## What the task requires
Would you quote every entry exactly, dropping only the pictures?

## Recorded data
-----
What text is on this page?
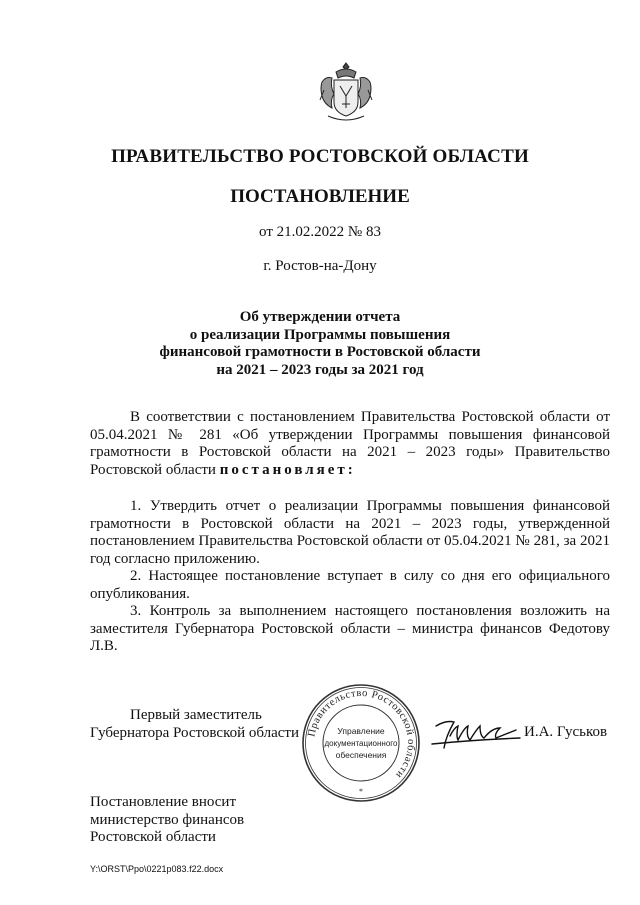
ПРАВИТЕЛЬСТВО РОСТОВСКОЙ ОБЛАСТИ
ПОСТАНОВЛЕНИЕ
от 21.02.2022 № 83
г. Ростов-на-Дону
Об утверждении отчета
о реализации Программы повышения
финансовой грамотности в Ростовской области
на 2021 – 2023 годы за 2021 год
В соответствии с постановлением Правительства Ростовской области от 05.04.2021 № 281 «Об утверждении Программы повышения финансовой грамотности в Ростовской области на 2021 – 2023 годы» Правительство Ростовской области постановляет:
1. Утвердить отчет о реализации Программы повышения финансовой грамотности в Ростовской области на 2021 – 2023 годы, утвержденной постановлением Правительства Ростовской области от 05.04.2021 № 281, за 2021 год согласно приложению.
2. Настоящее постановление вступает в силу со дня его официального опубликования.
3. Контроль за выполнением настоящего постановления возложить на заместителя Губернатора Ростовской области – министра финансов Федотову Л.В.
Первый заместитель
Губернатора Ростовской области Правительство Ростовской области
*
Управление
документационного
обеспечения
И.А. Гуськов
Постановление вносит
министерство финансов
Ростовской области
Y:\ORST\Ppo\0221p083.f22.docx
-----
## Problem solution
What text is on this page?
ПРАВИТЕЛЬСТВО РОСТОВСКОЙ ОБЛАСТИ
ПОСТАНОВЛЕНИЕ
от 21.02.2022 № 83
г. Ростов-на-Дону
Об утверждении отчета
о реализации Программы повышения
финансовой грамотности в Ростовской области
на 2021 – 2023 годы за 2021 год
В соответствии с постановлением Правительства Ростовской области от 05.04.2021 № 281 «Об утверждении Программы повышения финансовой грамотности в Ростовской области на 2021 – 2023 годы» Правительство Ростовской области постановляет:
1. Утвердить отчет о реализации Программы повышения финансовой грамотности в Ростовской области на 2021 – 2023 годы, утвержденной постановлением Правительства Ростовской области от 05.04.2021 № 281, за 2021 год согласно приложению.
2. Настоящее постановление вступает в силу со дня его официального опубликования.
3. Контроль за выполнением настоящего постановления возложить на заместителя Губернатора Ростовской области – министра финансов Федотову Л.В.
Первый заместитель
Губернатора Ростовской области Правительство Ростовской области
*
Управление
документационного
обеспечения
И.А. Гуськов
Постановление вносит
министерство финансов
Ростовской области
Y:\ORST\Ppo\0221p083.f22.docx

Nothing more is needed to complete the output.